■ **WORK TO COMPLETE**
Copy out the entries in full and with complete accuracy; pictures are excluded.

▶

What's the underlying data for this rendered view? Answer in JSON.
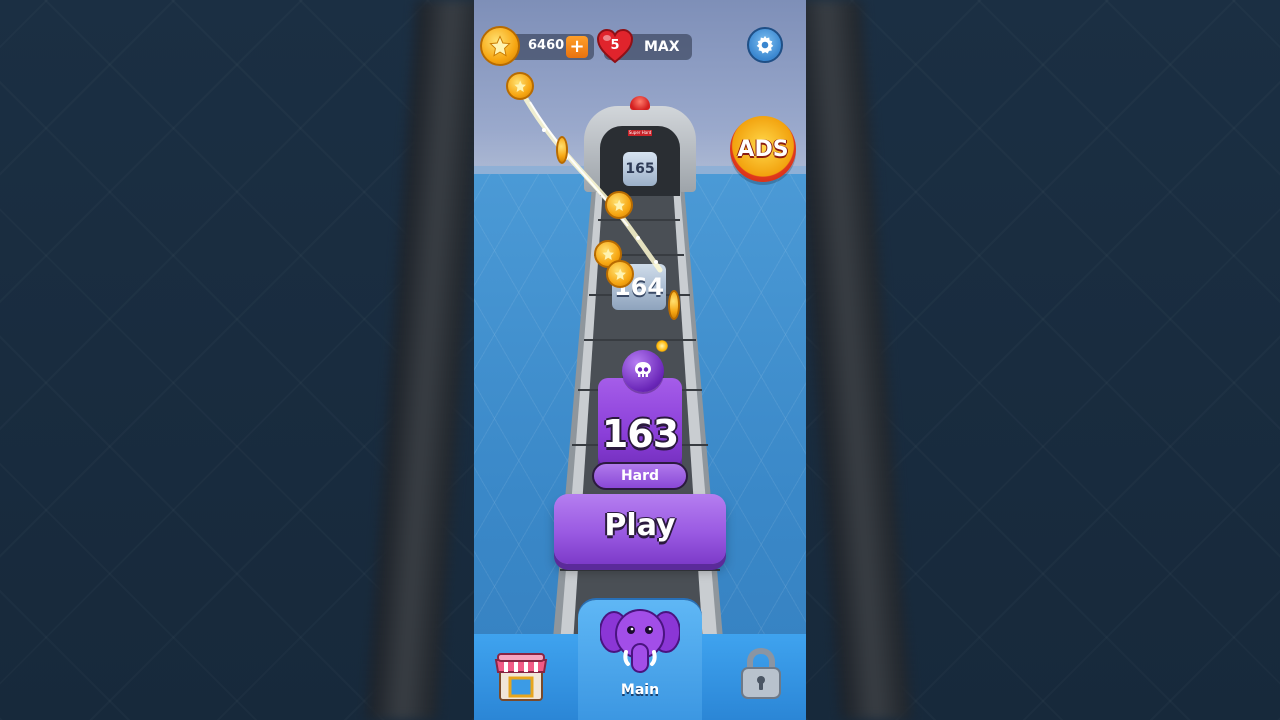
{
  "hud": {
    "coins": "6460",
    "plus": "+",
    "lives": "5",
    "lives_status": "MAX"
  },
  "ads_button": {
    "label": "ADS"
  },
  "track": {
    "levels": [
      "165",
      "164"
    ],
    "current_level": "163",
    "difficulty": "Hard",
    "gate_sign": "Super Hard"
  },
  "play_button": {
    "label": "Play"
  },
  "bottom_nav": {
    "tabs": [
      {
        "label": "",
        "icon": "shop-icon"
      },
      {
        "label": "Main",
        "icon": "elephant-icon"
      },
      {
        "label": "",
        "icon": "lock-icon"
      }
    ]
  },
  "colors": {
    "accent_purple": "#9a5ae2",
    "coin_gold": "#f7a713",
    "nav_blue": "#3fa3ef"
  }
}
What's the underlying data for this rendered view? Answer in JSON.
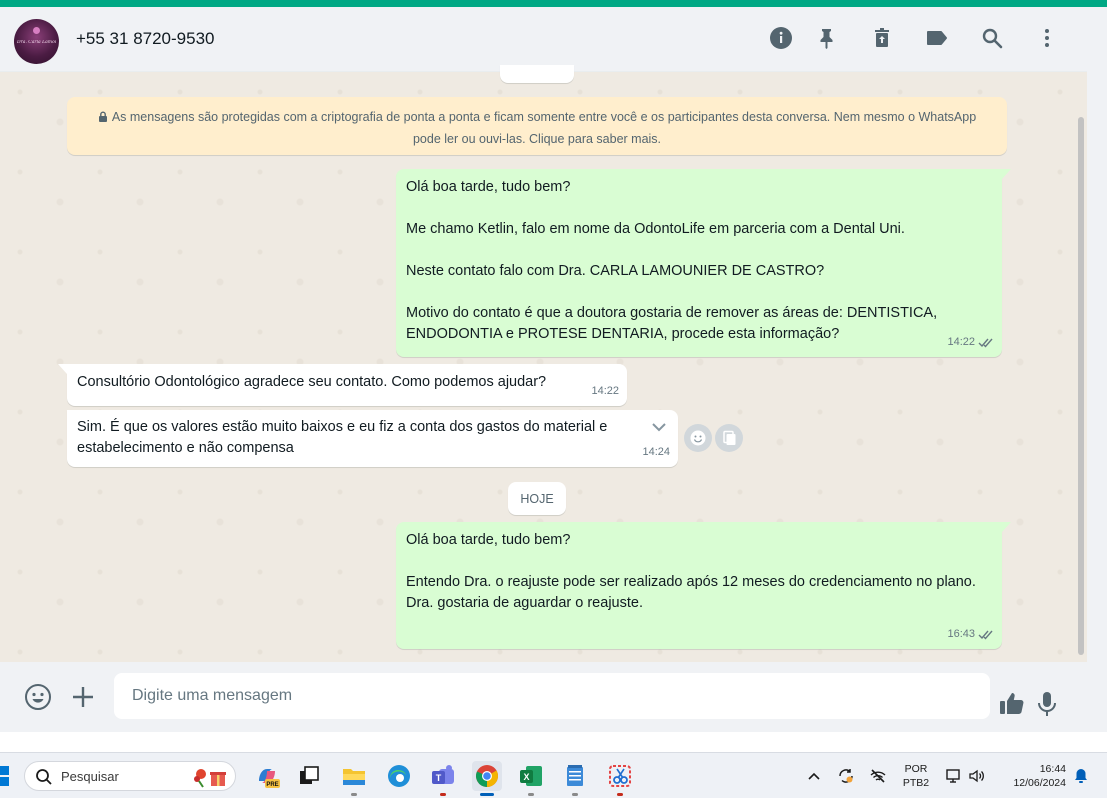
{
  "header": {
    "contact_name": "+55 31 8720-9530",
    "avatar_text": "Dra. Carla Lamounier",
    "icons": [
      "info-icon",
      "pin-icon",
      "delete-icon",
      "label-icon",
      "search-icon",
      "menu-icon"
    ]
  },
  "encryption_notice": {
    "text": "As mensagens são protegidas com a criptografia de ponta a ponta e ficam somente entre você e os participantes desta conversa. Nem mesmo o WhatsApp pode ler ou ouvi-las. Clique para saber mais."
  },
  "messages": [
    {
      "direction": "outgoing",
      "text": "Olá boa tarde, tudo bem?\n\nMe chamo Ketlin, falo em nome da OdontoLife em parceria com a Dental Uni.\n\nNeste contato falo com Dra. CARLA LAMOUNIER DE CASTRO?\n\nMotivo do contato é que a doutora gostaria de remover as áreas de: DENTISTICA, ENDODONTIA e PROTESE DENTARIA, procede esta informação?",
      "time": "14:22",
      "status": "read"
    },
    {
      "direction": "incoming",
      "text": "Consultório Odontológico agradece seu contato. Como podemos ajudar?",
      "time": "14:22"
    },
    {
      "direction": "incoming",
      "text": "Sim. É que os valores estão muito baixos e eu fiz a conta dos gastos do material e estabelecimento e não compensa",
      "time": "14:24"
    },
    {
      "direction": "outgoing",
      "text": "Olá boa tarde, tudo bem?\n\nEntendo Dra. o reajuste pode ser realizado após 12 meses do credenciamento no plano.\nDra. gostaria de aguardar o reajuste.",
      "time": "16:43",
      "status": "read"
    }
  ],
  "date_divider": "HOJE",
  "composer": {
    "placeholder": "Digite uma mensagem"
  },
  "taskbar": {
    "search_label": "Pesquisar",
    "language_line1": "POR",
    "language_line2": "PTB2",
    "time": "16:44",
    "date": "12/06/2024"
  },
  "colors": {
    "accent": "#00a884",
    "outgoing_bubble": "#d9fdd3",
    "incoming_bubble": "#ffffff",
    "notice_bg": "#ffeecd",
    "read_tick": "#667781"
  }
}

◀

■ **EXPECTED ANSWER**
What's the underlying data for this rendered view? Answer in JSON.
{
  "hud": {
    "coins": "6460",
    "plus": "+",
    "lives": "5",
    "lives_status": "MAX"
  },
  "ads_button": {
    "label": "ADS"
  },
  "track": {
    "levels": [
      "165",
      "164"
    ],
    "current_level": "163",
    "difficulty": "Hard",
    "gate_sign": "Super Hard"
  },
  "play_button": {
    "label": "Play"
  },
  "bottom_nav": {
    "tabs": [
      {
        "label": "",
        "icon": "shop-icon"
      },
      {
        "label": "Main",
        "icon": "elephant-icon"
      },
      {
        "label": "",
        "icon": "lock-icon"
      }
    ]
  },
  "colors": {
    "accent_purple": "#9a5ae2",
    "coin_gold": "#f7a713",
    "nav_blue": "#3fa3ef"
  }
}
What's the underlying data for this rendered view? Answer in JSON.
{
  "header": {
    "contact_name": "+55 31 8720-9530",
    "avatar_text": "Dra. Carla Lamounier",
    "icons": [
      "info-icon",
      "pin-icon",
      "delete-icon",
      "label-icon",
      "search-icon",
      "menu-icon"
    ]
  },
  "encryption_notice": {
    "text": "As mensagens são protegidas com a criptografia de ponta a ponta e ficam somente entre você e os participantes desta conversa. Nem mesmo o WhatsApp pode ler ou ouvi-las. Clique para saber mais."
  },
  "messages": [
    {
      "direction": "outgoing",
      "text": "Olá boa tarde, tudo bem?\n\nMe chamo Ketlin, falo em nome da OdontoLife em parceria com a Dental Uni.\n\nNeste contato falo com Dra. CARLA LAMOUNIER DE CASTRO?\n\nMotivo do contato é que a doutora gostaria de remover as áreas de: DENTISTICA, ENDODONTIA e PROTESE DENTARIA, procede esta informação?",
      "time": "14:22",
      "status": "read"
    },
    {
      "direction": "incoming",
      "text": "Consultório Odontológico agradece seu contato. Como podemos ajudar?",
      "time": "14:22"
    },
    {
      "direction": "incoming",
      "text": "Sim. É que os valores estão muito baixos e eu fiz a conta dos gastos do material e estabelecimento e não compensa",
      "time": "14:24"
    },
    {
      "direction": "outgoing",
      "text": "Olá boa tarde, tudo bem?\n\nEntendo Dra. o reajuste pode ser realizado após 12 meses do credenciamento no plano.\nDra. gostaria de aguardar o reajuste.",
      "time": "16:43",
      "status": "read"
    }
  ],
  "date_divider": "HOJE",
  "composer": {
    "placeholder": "Digite uma mensagem"
  },
  "taskbar": {
    "search_label": "Pesquisar",
    "language_line1": "POR",
    "language_line2": "PTB2",
    "time": "16:44",
    "date": "12/06/2024"
  },
  "colors": {
    "accent": "#00a884",
    "outgoing_bubble": "#d9fdd3",
    "incoming_bubble": "#ffffff",
    "notice_bg": "#ffeecd",
    "read_tick": "#667781"
  }
}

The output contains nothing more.